* _Exercise objective_
Your task is to copy the listing exactly, with the pictures left out.

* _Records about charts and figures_
§ §
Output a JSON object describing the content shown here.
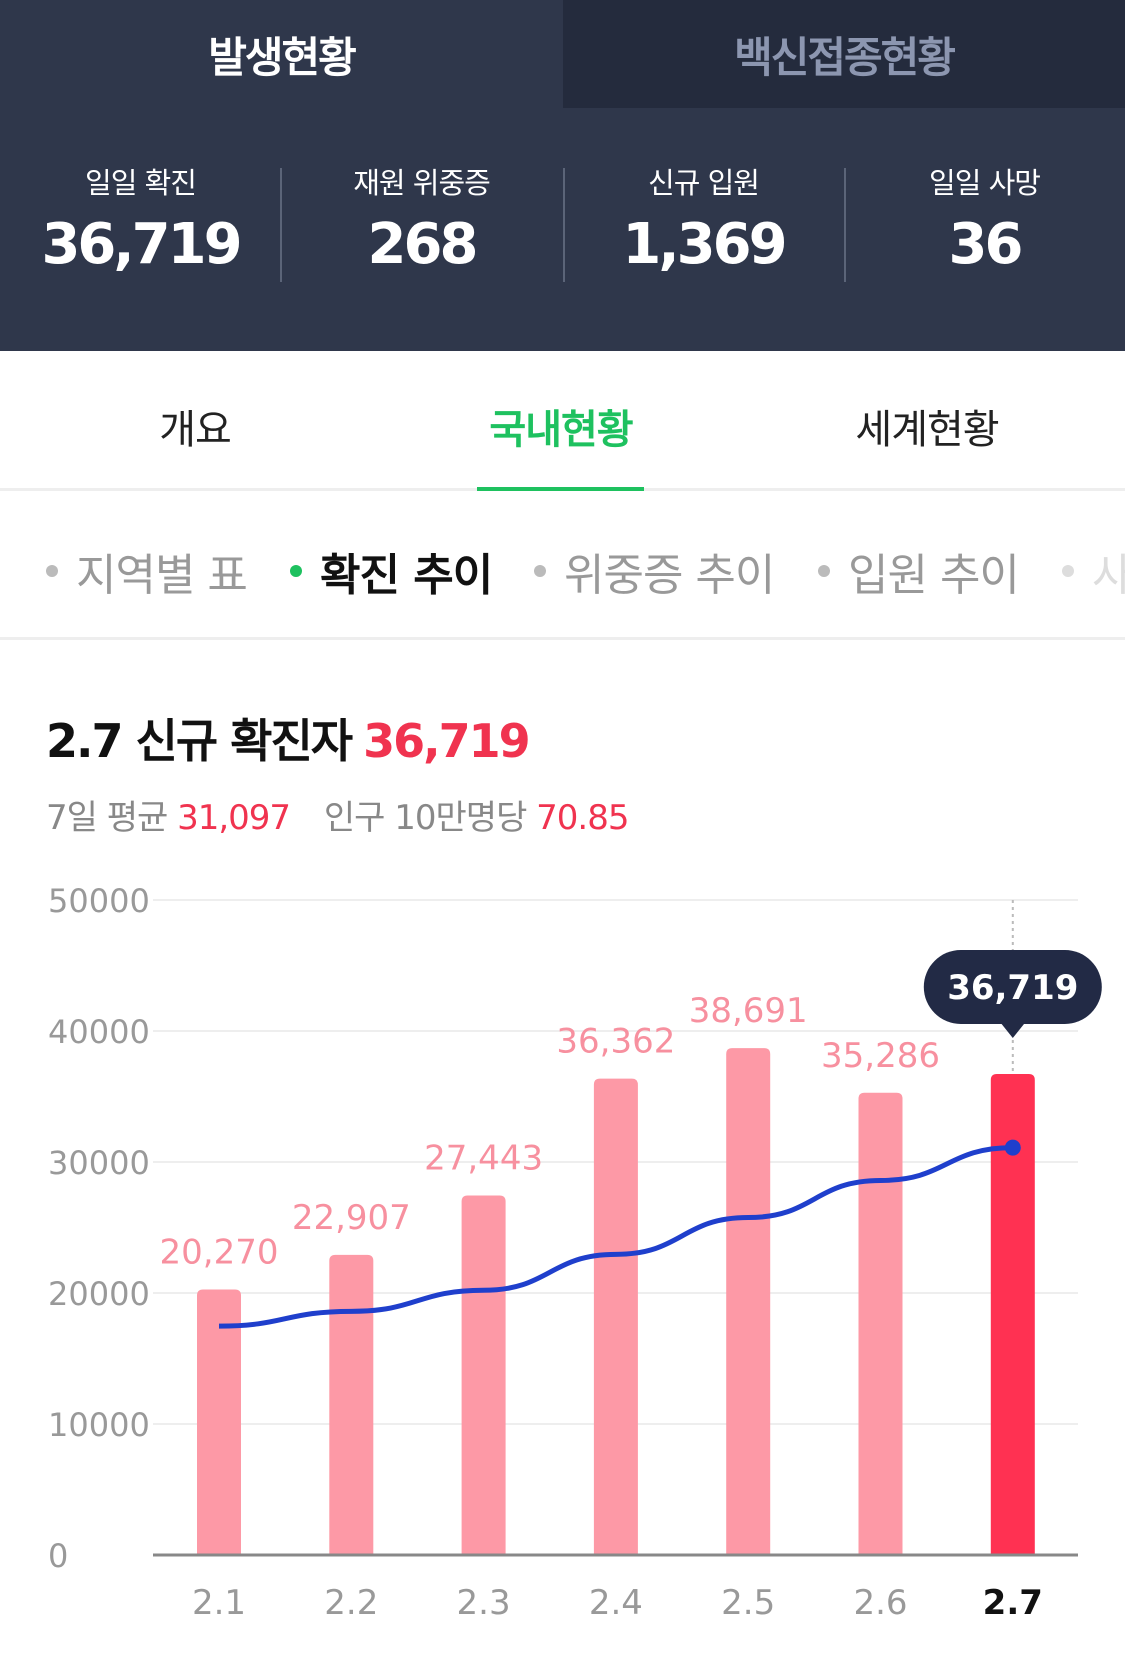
{
  "top_tabs": [
    {
      "label": "발생현황",
      "active": true
    },
    {
      "label": "백신접종현황",
      "active": false
    }
  ],
  "stats": [
    {
      "label": "일일 확진",
      "value": "36,719"
    },
    {
      "label": "재원 위중증",
      "value": "268"
    },
    {
      "label": "신규 입원",
      "value": "1,369"
    },
    {
      "label": "일일 사망",
      "value": "36"
    }
  ],
  "tabs": [
    {
      "label": "개요"
    },
    {
      "label": "국내현황",
      "active": true
    },
    {
      "label": "세계현황"
    }
  ],
  "subtabs": [
    {
      "label": "지역별 표"
    },
    {
      "label": "확진 추이",
      "active": true
    },
    {
      "label": "위중증 추이"
    },
    {
      "label": "입원 추이"
    },
    {
      "label": "사"
    }
  ],
  "summary": {
    "title": "2.7 신규 확진자",
    "value": "36,719",
    "avg_label": "7일 평균",
    "avg_value": "31,097",
    "per_label": "인구 10만명당",
    "per_value": "70.85"
  },
  "colors": {
    "accent": "#1ec15f",
    "bar": "#fd99a6",
    "bar_selected": "#ff3152",
    "avg_line": "#1f3fcc",
    "tooltip": "#222a45"
  },
  "chart_data": {
    "type": "bar",
    "categories": [
      "2.1",
      "2.2",
      "2.3",
      "2.4",
      "2.5",
      "2.6",
      "2.7"
    ],
    "values": [
      20270,
      22907,
      27443,
      36362,
      38691,
      35286,
      36719
    ],
    "value_labels": [
      "20,270",
      "22,907",
      "27,443",
      "36,362",
      "38,691",
      "35,286",
      "36,719"
    ],
    "line_series": {
      "type": "line",
      "values": [
        17470,
        18600,
        20210,
        22950,
        25760,
        28590,
        31097
      ]
    },
    "ylim": [
      0,
      50000
    ],
    "yticks": [
      "0",
      "10000",
      "20000",
      "30000",
      "40000",
      "50000"
    ],
    "grid": true,
    "selected_index": 6,
    "tooltip": "36,719"
  }
}
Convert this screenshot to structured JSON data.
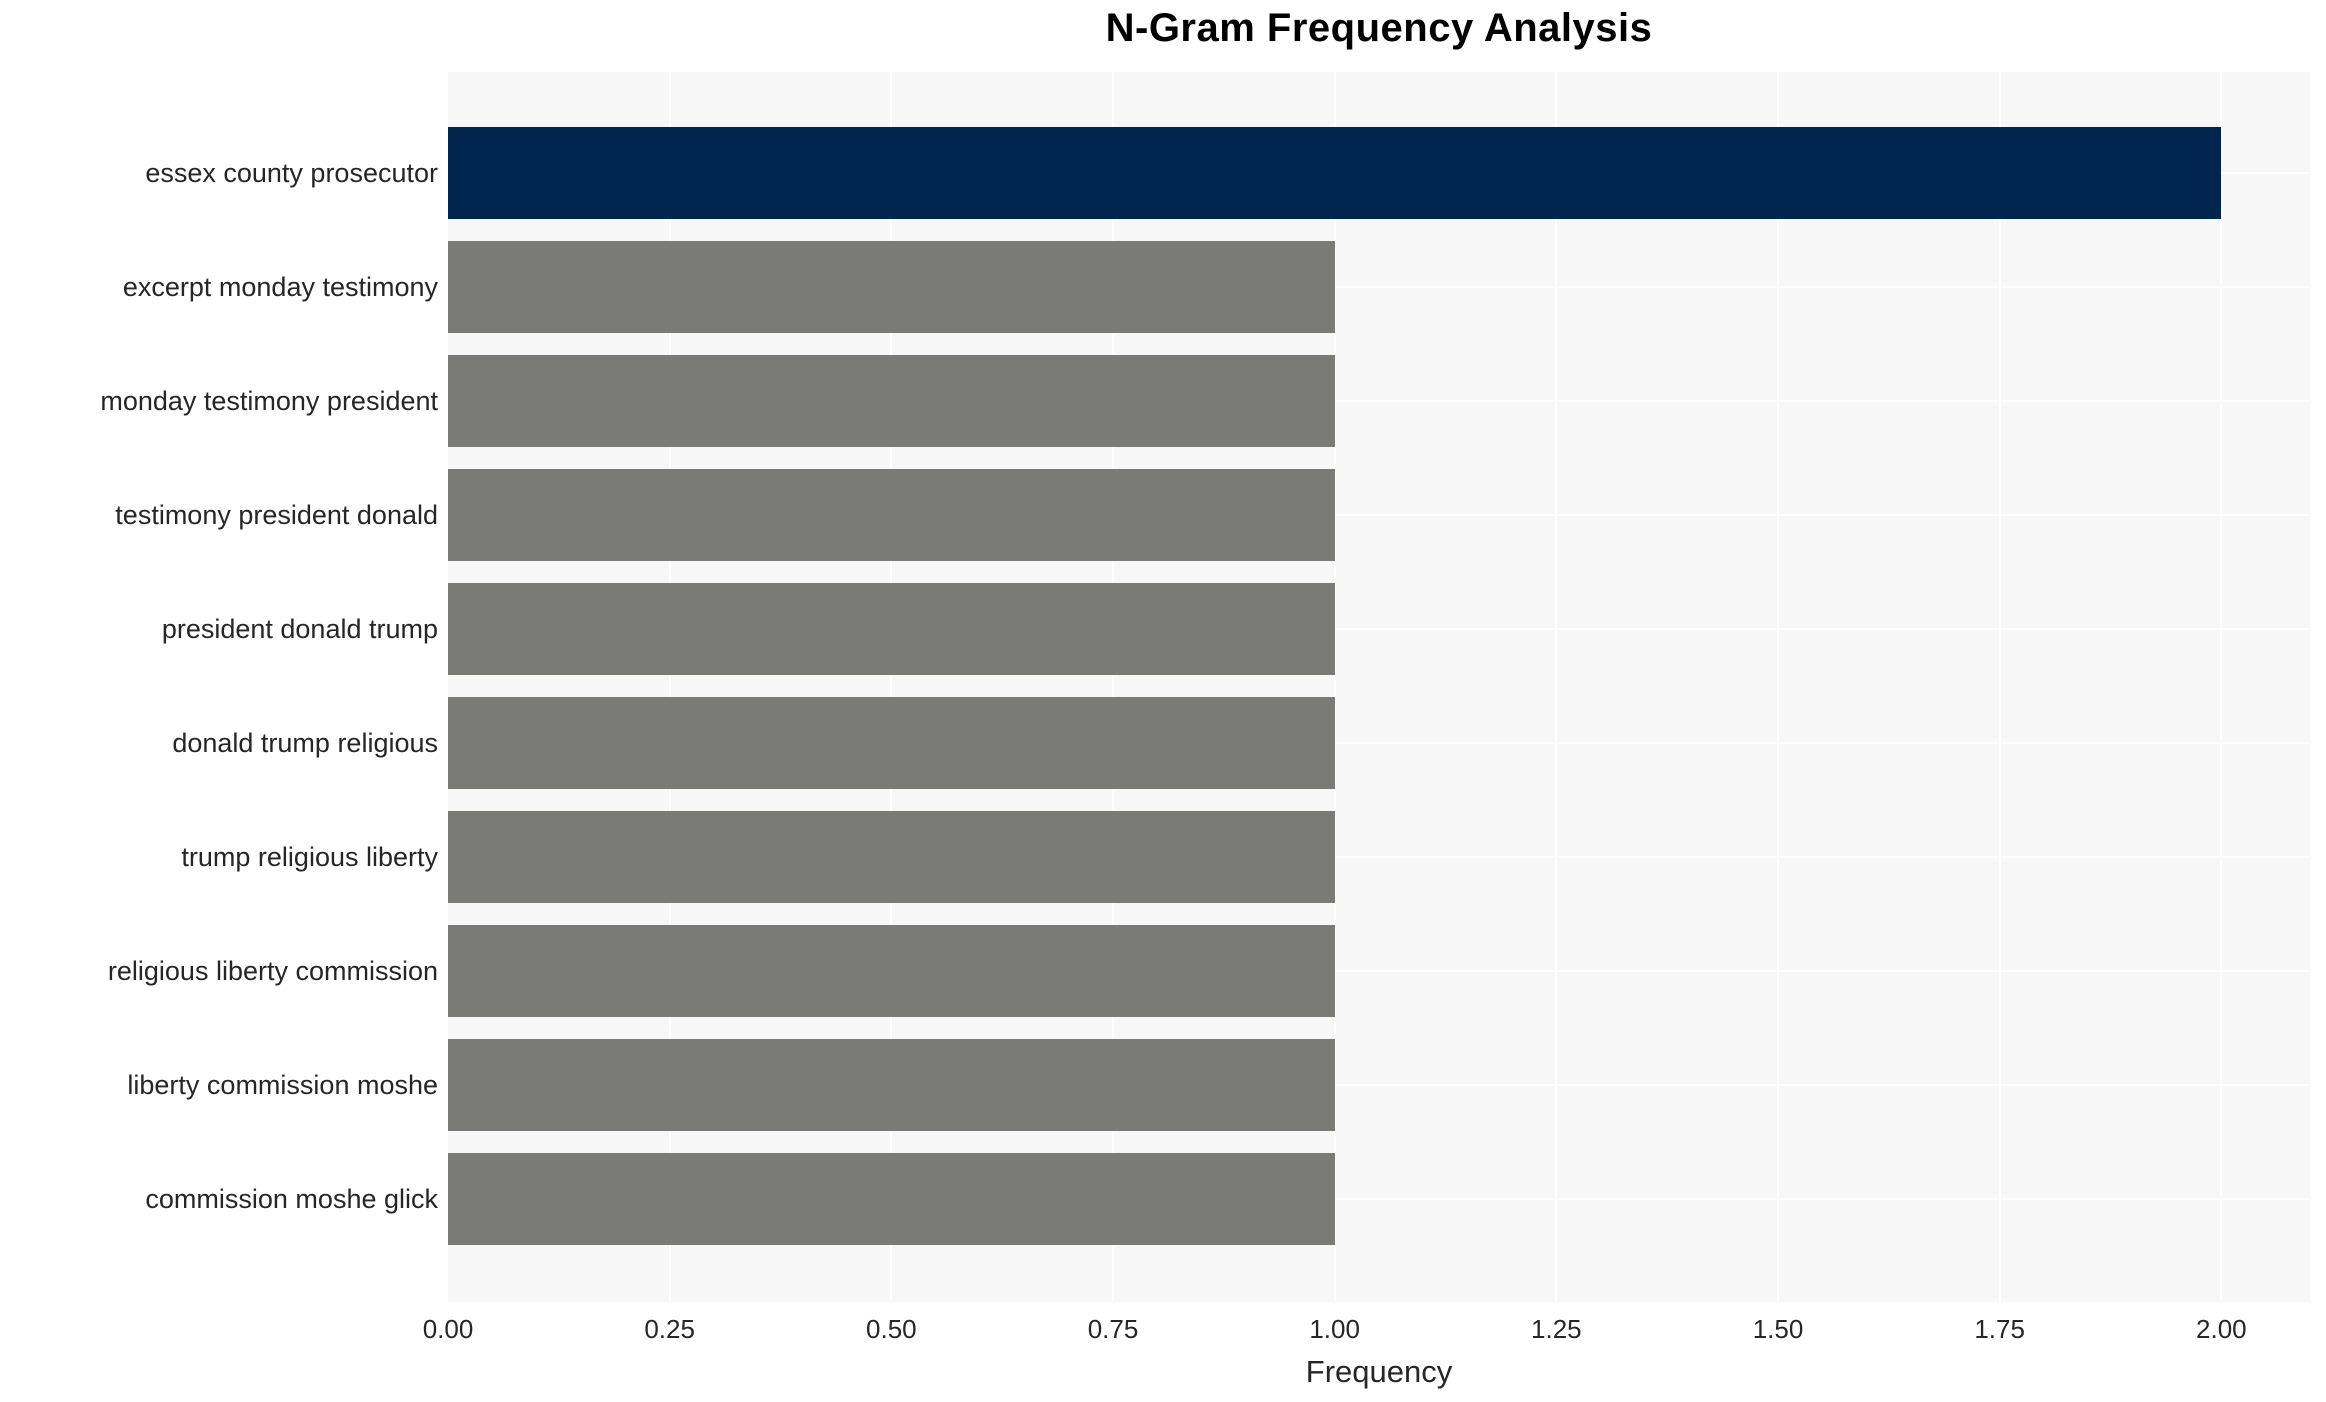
{
  "chart_data": {
    "type": "bar",
    "orientation": "horizontal",
    "title": "N-Gram Frequency Analysis",
    "xlabel": "Frequency",
    "ylabel": "",
    "categories": [
      "essex county prosecutor",
      "excerpt monday testimony",
      "monday testimony president",
      "testimony president donald",
      "president donald trump",
      "donald trump religious",
      "trump religious liberty",
      "religious liberty commission",
      "liberty commission moshe",
      "commission moshe glick"
    ],
    "values": [
      2,
      1,
      1,
      1,
      1,
      1,
      1,
      1,
      1,
      1
    ],
    "xlim": [
      0,
      2.1
    ],
    "xtick_values": [
      0,
      0.25,
      0.5,
      0.75,
      1.0,
      1.25,
      1.5,
      1.75,
      2.0
    ],
    "xtick_labels": [
      "0.00",
      "0.25",
      "0.50",
      "0.75",
      "1.00",
      "1.25",
      "1.50",
      "1.75",
      "2.00"
    ],
    "grid": true,
    "legend": false,
    "colors": {
      "highlight_bar": "#00254e",
      "default_bar": "#7a7a77",
      "plot_background": "#f7f7f7",
      "gridline": "#ffffff",
      "text": "#262626",
      "title_text": "#000000"
    },
    "bar_colors": [
      "#00254e",
      "#7a7a77",
      "#7a7a77",
      "#7a7a77",
      "#7a7a77",
      "#7a7a77",
      "#7a7a77",
      "#7a7a77",
      "#7a7a77",
      "#7a7a77"
    ]
  }
}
§ §
* _Answer for the task_
Output a JSON object describing the content shown here.
{
  "top_tabs": [
    {
      "label": "발생현황",
      "active": true
    },
    {
      "label": "백신접종현황",
      "active": false
    }
  ],
  "stats": [
    {
      "label": "일일 확진",
      "value": "36,719"
    },
    {
      "label": "재원 위중증",
      "value": "268"
    },
    {
      "label": "신규 입원",
      "value": "1,369"
    },
    {
      "label": "일일 사망",
      "value": "36"
    }
  ],
  "tabs": [
    {
      "label": "개요"
    },
    {
      "label": "국내현황",
      "active": true
    },
    {
      "label": "세계현황"
    }
  ],
  "subtabs": [
    {
      "label": "지역별 표"
    },
    {
      "label": "확진 추이",
      "active": true
    },
    {
      "label": "위중증 추이"
    },
    {
      "label": "입원 추이"
    },
    {
      "label": "사"
    }
  ],
  "summary": {
    "title": "2.7 신규 확진자",
    "value": "36,719",
    "avg_label": "7일 평균",
    "avg_value": "31,097",
    "per_label": "인구 10만명당",
    "per_value": "70.85"
  },
  "colors": {
    "accent": "#1ec15f",
    "bar": "#fd99a6",
    "bar_selected": "#ff3152",
    "avg_line": "#1f3fcc",
    "tooltip": "#222a45"
  },
  "chart_data": {
    "type": "bar",
    "categories": [
      "2.1",
      "2.2",
      "2.3",
      "2.4",
      "2.5",
      "2.6",
      "2.7"
    ],
    "values": [
      20270,
      22907,
      27443,
      36362,
      38691,
      35286,
      36719
    ],
    "value_labels": [
      "20,270",
      "22,907",
      "27,443",
      "36,362",
      "38,691",
      "35,286",
      "36,719"
    ],
    "line_series": {
      "type": "line",
      "values": [
        17470,
        18600,
        20210,
        22950,
        25760,
        28590,
        31097
      ]
    },
    "ylim": [
      0,
      50000
    ],
    "yticks": [
      "0",
      "10000",
      "20000",
      "30000",
      "40000",
      "50000"
    ],
    "grid": true,
    "selected_index": 6,
    "tooltip": "36,719"
  }
}
Convert this screenshot to structured JSON data.
{
  "chart_data": {
    "type": "bar",
    "orientation": "horizontal",
    "title": "N-Gram Frequency Analysis",
    "xlabel": "Frequency",
    "ylabel": "",
    "categories": [
      "essex county prosecutor",
      "excerpt monday testimony",
      "monday testimony president",
      "testimony president donald",
      "president donald trump",
      "donald trump religious",
      "trump religious liberty",
      "religious liberty commission",
      "liberty commission moshe",
      "commission moshe glick"
    ],
    "values": [
      2,
      1,
      1,
      1,
      1,
      1,
      1,
      1,
      1,
      1
    ],
    "xlim": [
      0,
      2.1
    ],
    "xtick_values": [
      0,
      0.25,
      0.5,
      0.75,
      1.0,
      1.25,
      1.5,
      1.75,
      2.0
    ],
    "xtick_labels": [
      "0.00",
      "0.25",
      "0.50",
      "0.75",
      "1.00",
      "1.25",
      "1.50",
      "1.75",
      "2.00"
    ],
    "grid": true,
    "legend": false,
    "colors": {
      "highlight_bar": "#00254e",
      "default_bar": "#7a7a77",
      "plot_background": "#f7f7f7",
      "gridline": "#ffffff",
      "text": "#262626",
      "title_text": "#000000"
    },
    "bar_colors": [
      "#00254e",
      "#7a7a77",
      "#7a7a77",
      "#7a7a77",
      "#7a7a77",
      "#7a7a77",
      "#7a7a77",
      "#7a7a77",
      "#7a7a77",
      "#7a7a77"
    ]
  }
}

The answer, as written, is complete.